Dataset rows about figures
———

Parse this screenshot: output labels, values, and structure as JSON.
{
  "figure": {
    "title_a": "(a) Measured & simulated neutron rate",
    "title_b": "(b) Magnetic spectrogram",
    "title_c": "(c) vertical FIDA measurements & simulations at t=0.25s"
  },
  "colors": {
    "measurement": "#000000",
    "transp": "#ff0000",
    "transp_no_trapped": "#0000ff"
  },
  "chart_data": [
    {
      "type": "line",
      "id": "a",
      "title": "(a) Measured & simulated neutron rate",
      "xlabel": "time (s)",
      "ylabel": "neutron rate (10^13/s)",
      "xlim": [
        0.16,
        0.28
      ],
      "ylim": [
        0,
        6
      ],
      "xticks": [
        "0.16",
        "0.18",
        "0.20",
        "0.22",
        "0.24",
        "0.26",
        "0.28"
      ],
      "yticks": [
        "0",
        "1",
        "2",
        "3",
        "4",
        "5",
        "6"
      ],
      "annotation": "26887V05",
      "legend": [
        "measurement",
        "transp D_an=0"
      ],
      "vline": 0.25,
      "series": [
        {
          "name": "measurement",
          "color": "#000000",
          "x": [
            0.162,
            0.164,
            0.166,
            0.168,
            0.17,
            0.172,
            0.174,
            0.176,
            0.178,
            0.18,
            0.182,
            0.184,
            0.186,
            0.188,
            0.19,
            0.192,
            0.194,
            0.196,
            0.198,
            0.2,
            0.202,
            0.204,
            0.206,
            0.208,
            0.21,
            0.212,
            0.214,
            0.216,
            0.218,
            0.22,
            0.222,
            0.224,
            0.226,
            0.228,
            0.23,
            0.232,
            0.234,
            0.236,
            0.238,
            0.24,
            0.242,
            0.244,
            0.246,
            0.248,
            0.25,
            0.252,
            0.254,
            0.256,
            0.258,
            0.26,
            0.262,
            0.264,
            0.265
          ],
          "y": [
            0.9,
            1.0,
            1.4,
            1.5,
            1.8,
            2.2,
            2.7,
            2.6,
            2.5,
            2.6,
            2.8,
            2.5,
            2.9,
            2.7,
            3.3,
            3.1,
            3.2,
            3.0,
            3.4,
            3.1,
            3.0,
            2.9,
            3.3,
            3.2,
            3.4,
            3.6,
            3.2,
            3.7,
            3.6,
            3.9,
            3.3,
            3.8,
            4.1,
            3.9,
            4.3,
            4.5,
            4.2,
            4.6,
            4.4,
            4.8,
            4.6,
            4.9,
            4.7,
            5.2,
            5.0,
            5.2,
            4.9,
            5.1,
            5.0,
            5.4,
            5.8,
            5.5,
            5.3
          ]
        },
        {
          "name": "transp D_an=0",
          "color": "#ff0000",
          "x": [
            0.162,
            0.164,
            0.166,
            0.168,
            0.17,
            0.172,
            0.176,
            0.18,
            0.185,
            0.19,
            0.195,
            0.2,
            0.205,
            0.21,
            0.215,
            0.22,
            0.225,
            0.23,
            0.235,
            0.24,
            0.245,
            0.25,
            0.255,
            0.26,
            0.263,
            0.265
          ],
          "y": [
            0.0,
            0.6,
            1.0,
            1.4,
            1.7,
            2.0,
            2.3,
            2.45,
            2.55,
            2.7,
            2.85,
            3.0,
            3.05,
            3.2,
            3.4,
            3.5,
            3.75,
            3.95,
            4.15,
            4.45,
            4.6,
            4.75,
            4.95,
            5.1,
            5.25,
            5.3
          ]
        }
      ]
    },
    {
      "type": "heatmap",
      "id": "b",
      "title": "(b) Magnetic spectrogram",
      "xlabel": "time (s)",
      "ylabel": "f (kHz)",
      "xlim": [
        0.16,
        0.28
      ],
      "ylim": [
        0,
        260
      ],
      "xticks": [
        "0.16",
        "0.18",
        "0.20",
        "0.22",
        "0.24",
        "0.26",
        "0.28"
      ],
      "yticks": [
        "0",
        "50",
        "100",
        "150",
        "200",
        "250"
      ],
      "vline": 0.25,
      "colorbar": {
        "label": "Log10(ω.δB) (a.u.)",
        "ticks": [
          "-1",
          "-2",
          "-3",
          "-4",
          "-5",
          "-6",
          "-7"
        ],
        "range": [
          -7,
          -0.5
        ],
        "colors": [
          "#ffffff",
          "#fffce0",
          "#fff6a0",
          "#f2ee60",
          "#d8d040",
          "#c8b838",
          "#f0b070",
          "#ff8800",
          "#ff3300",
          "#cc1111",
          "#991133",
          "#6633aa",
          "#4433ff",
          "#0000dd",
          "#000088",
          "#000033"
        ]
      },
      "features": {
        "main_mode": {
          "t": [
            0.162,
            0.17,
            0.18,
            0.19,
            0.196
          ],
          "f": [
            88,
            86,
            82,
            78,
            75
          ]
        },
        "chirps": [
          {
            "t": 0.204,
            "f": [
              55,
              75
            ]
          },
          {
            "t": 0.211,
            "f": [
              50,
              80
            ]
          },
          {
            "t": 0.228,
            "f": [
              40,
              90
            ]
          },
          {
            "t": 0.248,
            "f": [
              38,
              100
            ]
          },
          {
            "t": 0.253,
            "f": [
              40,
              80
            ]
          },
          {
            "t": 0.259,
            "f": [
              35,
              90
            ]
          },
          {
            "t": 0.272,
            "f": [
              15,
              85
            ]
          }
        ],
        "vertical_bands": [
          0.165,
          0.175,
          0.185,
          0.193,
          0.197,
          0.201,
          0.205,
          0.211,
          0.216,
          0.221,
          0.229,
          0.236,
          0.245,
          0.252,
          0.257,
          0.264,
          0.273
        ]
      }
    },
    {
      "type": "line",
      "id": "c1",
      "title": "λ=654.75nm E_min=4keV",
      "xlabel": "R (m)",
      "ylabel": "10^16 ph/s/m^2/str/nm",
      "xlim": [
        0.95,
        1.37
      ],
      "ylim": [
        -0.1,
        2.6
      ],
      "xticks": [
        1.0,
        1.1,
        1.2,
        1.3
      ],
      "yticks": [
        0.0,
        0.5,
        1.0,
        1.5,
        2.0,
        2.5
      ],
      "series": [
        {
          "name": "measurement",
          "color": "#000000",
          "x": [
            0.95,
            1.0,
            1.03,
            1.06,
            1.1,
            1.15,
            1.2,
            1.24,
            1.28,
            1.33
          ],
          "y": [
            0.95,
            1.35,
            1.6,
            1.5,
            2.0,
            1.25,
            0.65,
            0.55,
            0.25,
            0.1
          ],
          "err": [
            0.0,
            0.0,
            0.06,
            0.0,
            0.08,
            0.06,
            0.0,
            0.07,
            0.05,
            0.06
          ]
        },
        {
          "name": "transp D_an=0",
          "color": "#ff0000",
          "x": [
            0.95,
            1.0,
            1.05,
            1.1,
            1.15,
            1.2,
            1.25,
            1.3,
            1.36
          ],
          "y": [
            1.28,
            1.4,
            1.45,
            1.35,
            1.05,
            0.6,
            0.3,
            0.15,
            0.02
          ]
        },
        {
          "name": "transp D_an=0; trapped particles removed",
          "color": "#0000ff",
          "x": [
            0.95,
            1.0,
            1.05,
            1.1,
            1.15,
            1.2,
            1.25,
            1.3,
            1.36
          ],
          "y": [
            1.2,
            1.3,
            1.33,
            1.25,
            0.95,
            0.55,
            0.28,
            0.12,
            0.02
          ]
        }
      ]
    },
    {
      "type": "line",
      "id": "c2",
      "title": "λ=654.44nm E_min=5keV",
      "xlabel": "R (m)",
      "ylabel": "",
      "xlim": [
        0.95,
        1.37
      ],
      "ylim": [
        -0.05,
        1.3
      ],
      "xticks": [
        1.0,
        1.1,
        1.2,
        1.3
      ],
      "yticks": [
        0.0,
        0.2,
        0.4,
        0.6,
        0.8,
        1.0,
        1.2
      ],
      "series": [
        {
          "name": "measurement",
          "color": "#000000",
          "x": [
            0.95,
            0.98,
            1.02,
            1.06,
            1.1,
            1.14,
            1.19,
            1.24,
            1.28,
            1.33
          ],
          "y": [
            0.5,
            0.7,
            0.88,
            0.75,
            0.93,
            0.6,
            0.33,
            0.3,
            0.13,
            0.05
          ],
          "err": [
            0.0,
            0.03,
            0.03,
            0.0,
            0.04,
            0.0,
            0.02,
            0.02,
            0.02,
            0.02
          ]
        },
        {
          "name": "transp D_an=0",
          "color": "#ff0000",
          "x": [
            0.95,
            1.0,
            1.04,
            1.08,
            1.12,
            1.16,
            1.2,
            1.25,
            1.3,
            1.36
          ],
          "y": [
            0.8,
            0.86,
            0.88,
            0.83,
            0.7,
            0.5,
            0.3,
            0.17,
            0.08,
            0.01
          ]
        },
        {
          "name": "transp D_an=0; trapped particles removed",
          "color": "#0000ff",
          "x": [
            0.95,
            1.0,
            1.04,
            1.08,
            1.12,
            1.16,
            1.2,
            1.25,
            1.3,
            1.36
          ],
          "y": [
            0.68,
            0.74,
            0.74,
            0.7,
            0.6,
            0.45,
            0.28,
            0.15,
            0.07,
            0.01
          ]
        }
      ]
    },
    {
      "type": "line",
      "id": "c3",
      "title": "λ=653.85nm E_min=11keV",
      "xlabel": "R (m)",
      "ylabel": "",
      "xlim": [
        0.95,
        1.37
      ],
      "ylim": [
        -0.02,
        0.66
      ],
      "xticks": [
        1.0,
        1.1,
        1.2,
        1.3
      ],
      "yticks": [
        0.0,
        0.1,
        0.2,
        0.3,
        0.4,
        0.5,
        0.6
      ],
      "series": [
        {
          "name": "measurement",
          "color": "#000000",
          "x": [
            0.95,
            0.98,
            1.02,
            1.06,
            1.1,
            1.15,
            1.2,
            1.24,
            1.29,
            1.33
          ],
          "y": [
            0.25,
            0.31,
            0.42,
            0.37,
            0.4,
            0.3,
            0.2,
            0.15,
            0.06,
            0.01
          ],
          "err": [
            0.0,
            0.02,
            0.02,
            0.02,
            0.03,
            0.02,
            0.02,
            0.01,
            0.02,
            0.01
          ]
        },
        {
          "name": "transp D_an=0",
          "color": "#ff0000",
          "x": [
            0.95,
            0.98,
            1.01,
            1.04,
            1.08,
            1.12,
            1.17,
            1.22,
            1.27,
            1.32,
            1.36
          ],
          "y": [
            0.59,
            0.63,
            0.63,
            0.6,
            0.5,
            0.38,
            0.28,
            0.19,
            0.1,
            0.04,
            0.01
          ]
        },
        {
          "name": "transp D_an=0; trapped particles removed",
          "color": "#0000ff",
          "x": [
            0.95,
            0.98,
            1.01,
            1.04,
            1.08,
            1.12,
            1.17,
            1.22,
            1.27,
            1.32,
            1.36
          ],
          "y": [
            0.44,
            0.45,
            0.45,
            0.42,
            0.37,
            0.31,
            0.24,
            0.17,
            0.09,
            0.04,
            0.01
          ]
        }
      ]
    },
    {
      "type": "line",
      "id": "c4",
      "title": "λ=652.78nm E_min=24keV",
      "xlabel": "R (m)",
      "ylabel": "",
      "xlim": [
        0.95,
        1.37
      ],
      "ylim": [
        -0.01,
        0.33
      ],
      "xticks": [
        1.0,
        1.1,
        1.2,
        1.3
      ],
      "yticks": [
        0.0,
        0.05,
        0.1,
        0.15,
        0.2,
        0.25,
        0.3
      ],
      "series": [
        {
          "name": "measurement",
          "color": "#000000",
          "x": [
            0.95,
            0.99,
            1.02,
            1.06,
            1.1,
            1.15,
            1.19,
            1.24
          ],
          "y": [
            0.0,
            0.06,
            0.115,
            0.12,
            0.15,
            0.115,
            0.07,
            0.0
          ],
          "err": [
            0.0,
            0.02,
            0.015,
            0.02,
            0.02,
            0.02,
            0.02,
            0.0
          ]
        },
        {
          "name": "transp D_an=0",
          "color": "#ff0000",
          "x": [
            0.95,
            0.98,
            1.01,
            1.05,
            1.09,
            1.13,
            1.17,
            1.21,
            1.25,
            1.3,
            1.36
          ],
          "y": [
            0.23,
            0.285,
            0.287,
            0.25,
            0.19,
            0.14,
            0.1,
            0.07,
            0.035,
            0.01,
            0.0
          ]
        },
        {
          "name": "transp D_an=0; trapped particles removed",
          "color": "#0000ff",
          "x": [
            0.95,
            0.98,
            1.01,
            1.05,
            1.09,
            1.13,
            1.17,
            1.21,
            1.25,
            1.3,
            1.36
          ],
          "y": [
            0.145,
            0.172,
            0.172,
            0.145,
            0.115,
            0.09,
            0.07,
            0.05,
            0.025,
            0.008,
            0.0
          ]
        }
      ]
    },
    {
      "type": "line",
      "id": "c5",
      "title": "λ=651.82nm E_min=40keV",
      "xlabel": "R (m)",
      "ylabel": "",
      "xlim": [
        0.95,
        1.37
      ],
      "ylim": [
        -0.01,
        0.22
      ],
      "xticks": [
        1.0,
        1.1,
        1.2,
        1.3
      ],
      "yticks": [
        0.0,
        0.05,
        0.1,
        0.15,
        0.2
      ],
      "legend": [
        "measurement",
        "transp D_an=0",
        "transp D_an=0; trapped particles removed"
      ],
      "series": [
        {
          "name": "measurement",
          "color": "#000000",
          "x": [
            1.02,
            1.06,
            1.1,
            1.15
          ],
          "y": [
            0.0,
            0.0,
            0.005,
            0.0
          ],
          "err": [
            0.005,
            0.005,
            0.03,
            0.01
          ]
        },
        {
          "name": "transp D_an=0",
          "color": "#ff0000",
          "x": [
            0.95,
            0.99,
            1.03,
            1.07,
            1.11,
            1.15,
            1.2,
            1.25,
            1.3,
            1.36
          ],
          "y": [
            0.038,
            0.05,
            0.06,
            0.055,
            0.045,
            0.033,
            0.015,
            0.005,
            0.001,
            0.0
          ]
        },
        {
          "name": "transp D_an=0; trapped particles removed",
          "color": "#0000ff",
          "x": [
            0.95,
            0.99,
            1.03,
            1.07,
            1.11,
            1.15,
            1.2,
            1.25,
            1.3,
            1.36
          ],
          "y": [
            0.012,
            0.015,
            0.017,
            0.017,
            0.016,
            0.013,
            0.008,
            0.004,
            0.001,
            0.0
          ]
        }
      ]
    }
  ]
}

———

What the task requires: Of the lines in this listing, report how many contain the string "Magnetic", and give the number only.

Solution to this problem: 2